╔══

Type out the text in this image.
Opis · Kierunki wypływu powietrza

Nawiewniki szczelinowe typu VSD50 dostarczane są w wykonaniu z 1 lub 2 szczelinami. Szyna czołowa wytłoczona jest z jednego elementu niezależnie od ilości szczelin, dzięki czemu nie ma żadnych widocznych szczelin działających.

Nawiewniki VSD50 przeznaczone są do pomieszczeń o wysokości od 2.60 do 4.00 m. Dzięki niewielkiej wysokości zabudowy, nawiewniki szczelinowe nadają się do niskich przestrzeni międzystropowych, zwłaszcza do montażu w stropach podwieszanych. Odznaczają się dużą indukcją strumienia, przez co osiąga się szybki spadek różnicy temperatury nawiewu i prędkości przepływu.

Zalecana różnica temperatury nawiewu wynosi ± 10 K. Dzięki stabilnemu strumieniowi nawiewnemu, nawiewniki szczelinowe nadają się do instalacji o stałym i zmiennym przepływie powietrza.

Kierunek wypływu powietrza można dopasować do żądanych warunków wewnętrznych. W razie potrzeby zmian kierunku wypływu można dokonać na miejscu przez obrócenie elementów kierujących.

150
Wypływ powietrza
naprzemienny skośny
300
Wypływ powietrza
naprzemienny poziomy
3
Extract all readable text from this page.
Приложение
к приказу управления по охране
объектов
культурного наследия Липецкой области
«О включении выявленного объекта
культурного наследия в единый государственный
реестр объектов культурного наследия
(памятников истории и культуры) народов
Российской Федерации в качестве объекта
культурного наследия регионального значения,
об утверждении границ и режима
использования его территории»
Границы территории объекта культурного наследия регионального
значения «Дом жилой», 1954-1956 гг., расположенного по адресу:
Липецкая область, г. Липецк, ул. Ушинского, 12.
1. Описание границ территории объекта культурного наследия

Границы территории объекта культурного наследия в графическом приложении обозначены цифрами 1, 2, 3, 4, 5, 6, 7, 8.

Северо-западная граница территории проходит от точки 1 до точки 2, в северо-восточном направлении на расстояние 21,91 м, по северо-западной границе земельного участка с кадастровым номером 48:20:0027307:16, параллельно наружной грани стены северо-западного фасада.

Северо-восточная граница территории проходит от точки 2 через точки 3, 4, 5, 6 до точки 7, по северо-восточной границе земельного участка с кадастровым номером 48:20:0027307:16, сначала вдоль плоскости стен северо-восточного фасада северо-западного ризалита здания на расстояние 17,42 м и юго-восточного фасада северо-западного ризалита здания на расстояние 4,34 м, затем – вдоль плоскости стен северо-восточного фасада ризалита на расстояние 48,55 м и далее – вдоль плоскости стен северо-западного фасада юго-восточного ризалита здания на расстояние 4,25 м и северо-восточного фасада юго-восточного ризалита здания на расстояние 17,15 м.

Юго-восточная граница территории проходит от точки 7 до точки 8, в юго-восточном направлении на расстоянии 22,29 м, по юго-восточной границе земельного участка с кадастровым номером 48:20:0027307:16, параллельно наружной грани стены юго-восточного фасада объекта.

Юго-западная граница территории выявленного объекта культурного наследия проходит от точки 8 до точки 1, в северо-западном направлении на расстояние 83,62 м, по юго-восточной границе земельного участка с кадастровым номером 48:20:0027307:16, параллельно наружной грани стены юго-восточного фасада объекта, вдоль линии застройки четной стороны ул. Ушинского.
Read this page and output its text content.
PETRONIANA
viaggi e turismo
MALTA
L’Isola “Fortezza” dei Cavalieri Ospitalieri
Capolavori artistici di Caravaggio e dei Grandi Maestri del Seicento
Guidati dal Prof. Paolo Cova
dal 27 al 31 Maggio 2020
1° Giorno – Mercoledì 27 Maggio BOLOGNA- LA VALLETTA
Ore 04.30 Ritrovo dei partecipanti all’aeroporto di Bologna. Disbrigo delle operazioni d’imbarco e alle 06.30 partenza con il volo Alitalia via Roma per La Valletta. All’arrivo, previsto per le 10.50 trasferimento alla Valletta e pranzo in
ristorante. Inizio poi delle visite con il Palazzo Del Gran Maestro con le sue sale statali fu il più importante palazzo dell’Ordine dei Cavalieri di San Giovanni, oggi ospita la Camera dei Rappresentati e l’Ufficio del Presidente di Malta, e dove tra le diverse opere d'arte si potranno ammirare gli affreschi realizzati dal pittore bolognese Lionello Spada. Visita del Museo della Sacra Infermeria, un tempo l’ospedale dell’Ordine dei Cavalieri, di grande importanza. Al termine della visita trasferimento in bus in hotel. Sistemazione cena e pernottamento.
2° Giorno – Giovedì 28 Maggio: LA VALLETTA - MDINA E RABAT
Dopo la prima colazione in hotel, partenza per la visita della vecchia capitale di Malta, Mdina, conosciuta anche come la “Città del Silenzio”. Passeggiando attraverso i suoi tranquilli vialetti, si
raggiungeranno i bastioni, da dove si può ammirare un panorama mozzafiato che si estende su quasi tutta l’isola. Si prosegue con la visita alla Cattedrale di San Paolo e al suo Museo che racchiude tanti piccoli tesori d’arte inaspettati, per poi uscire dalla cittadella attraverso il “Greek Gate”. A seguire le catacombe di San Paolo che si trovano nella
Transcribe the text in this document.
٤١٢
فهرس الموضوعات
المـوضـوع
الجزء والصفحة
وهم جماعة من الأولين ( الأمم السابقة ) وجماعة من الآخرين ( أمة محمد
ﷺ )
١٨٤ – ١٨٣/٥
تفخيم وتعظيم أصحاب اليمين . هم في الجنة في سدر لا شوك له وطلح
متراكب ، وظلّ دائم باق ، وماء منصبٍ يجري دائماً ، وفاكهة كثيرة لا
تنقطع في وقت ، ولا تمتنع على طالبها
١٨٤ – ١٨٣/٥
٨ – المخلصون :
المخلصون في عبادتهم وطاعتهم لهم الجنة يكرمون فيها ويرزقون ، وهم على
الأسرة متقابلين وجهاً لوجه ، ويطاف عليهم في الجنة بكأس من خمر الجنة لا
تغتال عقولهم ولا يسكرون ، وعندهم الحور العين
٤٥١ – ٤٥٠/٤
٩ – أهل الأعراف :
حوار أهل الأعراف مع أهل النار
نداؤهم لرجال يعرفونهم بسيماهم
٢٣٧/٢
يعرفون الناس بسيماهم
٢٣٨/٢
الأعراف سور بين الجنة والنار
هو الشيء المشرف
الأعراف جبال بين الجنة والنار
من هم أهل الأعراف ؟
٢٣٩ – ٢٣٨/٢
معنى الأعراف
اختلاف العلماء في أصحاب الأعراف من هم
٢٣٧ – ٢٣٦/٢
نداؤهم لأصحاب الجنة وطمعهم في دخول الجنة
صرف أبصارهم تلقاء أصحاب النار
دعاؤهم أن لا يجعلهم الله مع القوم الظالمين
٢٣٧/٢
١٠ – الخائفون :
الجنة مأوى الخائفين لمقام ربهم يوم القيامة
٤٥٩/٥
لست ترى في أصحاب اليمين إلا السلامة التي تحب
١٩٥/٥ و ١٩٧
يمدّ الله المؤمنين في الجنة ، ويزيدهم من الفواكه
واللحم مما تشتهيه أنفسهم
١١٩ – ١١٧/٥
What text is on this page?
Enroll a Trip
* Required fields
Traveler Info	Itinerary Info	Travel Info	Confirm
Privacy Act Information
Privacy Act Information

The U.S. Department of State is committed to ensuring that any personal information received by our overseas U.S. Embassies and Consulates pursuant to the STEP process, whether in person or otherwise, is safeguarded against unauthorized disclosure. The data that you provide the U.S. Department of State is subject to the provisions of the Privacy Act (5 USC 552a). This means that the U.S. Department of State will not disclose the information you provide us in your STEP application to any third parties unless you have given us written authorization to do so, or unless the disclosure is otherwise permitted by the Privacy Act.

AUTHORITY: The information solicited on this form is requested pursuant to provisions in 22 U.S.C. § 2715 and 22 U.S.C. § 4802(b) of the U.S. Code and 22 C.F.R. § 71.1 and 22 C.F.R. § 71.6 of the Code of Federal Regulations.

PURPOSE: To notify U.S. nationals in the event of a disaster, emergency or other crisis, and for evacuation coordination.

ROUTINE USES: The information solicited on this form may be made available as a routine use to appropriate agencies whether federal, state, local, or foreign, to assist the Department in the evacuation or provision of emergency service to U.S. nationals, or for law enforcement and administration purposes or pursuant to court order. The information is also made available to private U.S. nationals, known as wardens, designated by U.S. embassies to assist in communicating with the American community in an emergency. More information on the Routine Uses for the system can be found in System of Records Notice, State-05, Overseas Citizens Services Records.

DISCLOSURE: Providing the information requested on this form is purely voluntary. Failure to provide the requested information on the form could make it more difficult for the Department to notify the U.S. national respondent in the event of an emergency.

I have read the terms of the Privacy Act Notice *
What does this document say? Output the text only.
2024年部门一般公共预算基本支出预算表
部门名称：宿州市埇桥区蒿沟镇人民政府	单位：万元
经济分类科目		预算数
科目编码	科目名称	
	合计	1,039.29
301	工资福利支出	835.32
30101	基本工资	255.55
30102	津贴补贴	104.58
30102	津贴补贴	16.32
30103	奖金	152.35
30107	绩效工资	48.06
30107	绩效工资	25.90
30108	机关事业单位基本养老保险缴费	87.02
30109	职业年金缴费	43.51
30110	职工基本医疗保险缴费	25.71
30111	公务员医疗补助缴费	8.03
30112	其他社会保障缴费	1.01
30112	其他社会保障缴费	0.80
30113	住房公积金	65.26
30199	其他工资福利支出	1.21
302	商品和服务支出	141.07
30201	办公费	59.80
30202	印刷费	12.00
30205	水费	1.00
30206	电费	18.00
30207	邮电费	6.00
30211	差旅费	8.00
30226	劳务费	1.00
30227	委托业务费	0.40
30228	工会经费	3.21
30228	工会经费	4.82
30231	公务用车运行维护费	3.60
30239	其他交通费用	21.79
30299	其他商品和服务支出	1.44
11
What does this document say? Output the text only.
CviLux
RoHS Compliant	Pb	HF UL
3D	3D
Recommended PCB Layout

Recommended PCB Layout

╚══

__Exercise objective__:
Tally the lines of the listing in which the word "Paolo" occurs, and state the total alone.

__Answer to the task__:
2